Problem to solve> Extract each record and reproduce it exactly.

------------------------------------------------------------

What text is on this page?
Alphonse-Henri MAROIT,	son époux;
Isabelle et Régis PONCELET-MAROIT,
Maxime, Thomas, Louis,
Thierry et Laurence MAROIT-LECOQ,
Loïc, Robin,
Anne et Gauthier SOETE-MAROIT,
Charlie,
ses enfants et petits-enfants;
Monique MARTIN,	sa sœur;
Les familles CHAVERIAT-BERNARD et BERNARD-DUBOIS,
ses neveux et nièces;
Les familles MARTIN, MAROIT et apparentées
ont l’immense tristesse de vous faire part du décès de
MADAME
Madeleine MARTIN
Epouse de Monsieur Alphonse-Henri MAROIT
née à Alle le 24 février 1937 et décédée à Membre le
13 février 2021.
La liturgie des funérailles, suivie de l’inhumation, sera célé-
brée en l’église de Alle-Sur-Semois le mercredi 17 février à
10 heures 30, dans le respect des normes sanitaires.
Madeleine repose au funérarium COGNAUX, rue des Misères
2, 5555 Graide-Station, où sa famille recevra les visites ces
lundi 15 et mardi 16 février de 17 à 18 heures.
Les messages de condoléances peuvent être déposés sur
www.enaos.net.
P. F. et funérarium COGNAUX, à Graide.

------------------------------------------------------------

Result of the task>
What text is on this page?
Alphonse-Henri MAROIT,	son époux;
Isabelle et Régis PONCELET-MAROIT,
Maxime, Thomas, Louis,
Thierry et Laurence MAROIT-LECOQ,
Loïc, Robin,
Anne et Gauthier SOETE-MAROIT,
Charlie,
ses enfants et petits-enfants;
Monique MARTIN,	sa sœur;
Les familles CHAVERIAT-BERNARD et BERNARD-DUBOIS,
ses neveux et nièces;
Les familles MARTIN, MAROIT et apparentées
ont l’immense tristesse de vous faire part du décès de
MADAME
Madeleine MARTIN
Epouse de Monsieur Alphonse-Henri MAROIT
née à Alle le 24 février 1937 et décédée à Membre le
13 février 2021.
La liturgie des funérailles, suivie de l’inhumation, sera célé-
brée en l’église de Alle-Sur-Semois le mercredi 17 février à
10 heures 30, dans le respect des normes sanitaires.
Madeleine repose au funérarium COGNAUX, rue des Misères
2, 5555 Graide-Station, où sa famille recevra les visites ces
lundi 15 et mardi 16 février de 17 à 18 heures.
Les messages de condoléances peuvent être déposés sur
www.enaos.net.
P. F. et funérarium COGNAUX, à Graide.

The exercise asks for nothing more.